Stored data entries
------------

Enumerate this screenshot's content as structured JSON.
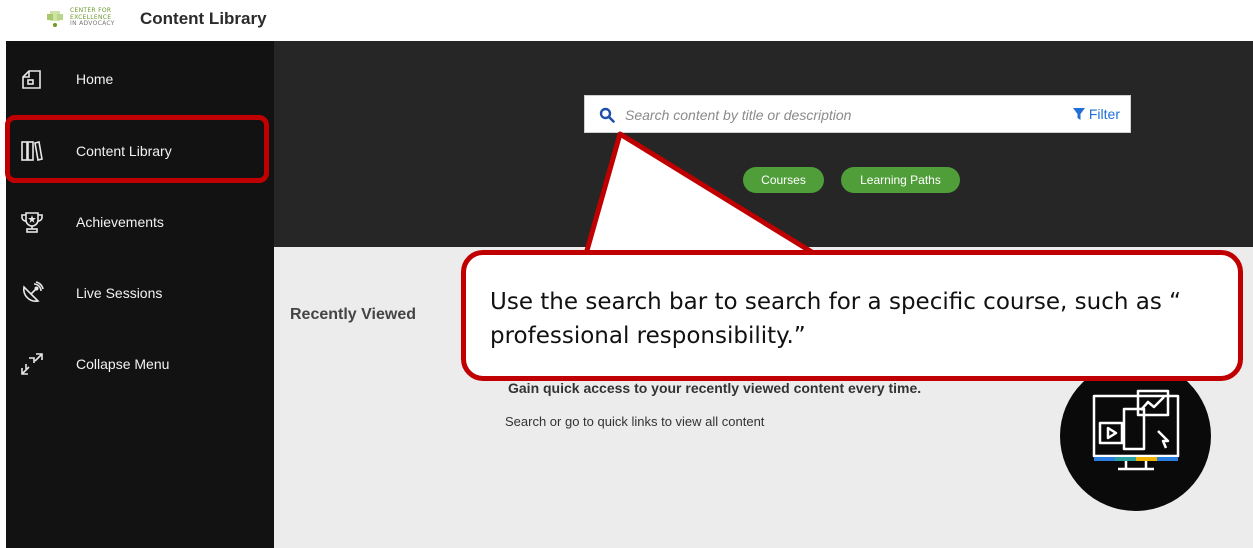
{
  "header": {
    "logo_lines": [
      "CENTER FOR",
      "EXCELLENCE",
      "IN ADVOCACY"
    ],
    "title": "Content Library"
  },
  "sidebar": {
    "items": [
      {
        "label": "Home",
        "icon": "home-icon"
      },
      {
        "label": "Content Library",
        "icon": "library-books-icon"
      },
      {
        "label": "Achievements",
        "icon": "trophy-icon"
      },
      {
        "label": "Live Sessions",
        "icon": "satellite-dish-icon"
      },
      {
        "label": "Collapse Menu",
        "icon": "collapse-arrows-icon"
      }
    ]
  },
  "search": {
    "placeholder": "Search content by title or description",
    "filter_label": "Filter"
  },
  "quick_links": {
    "courses": "Courses",
    "learning_paths": "Learning Paths"
  },
  "recently_viewed": {
    "title": "Recently Viewed",
    "empty_heading": "Gain quick access to your recently viewed content every time.",
    "empty_sub": "Search or go to quick links to view all content"
  },
  "annotation": {
    "callout_text": "Use the search bar to search for a specific course, such as “ professional responsibility.”",
    "accent_color": "#c00000"
  },
  "colors": {
    "sidebar_bg": "#121212",
    "hero_bg": "#262626",
    "pill_green": "#4f9e3a",
    "filter_blue": "#1f6fd6",
    "search_icon_blue": "#1f4fa8"
  }
}
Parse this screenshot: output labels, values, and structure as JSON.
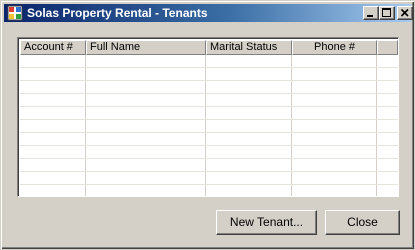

------------

- [WORK TO BE COMPLETED] Which lines in the listing above hold the word "this"? Show each of them.

- [WORKED ANSWER]
Enumerate this screenshot's content as structured JSON.
Parse this screenshot: output labels, values, and structure as JSON.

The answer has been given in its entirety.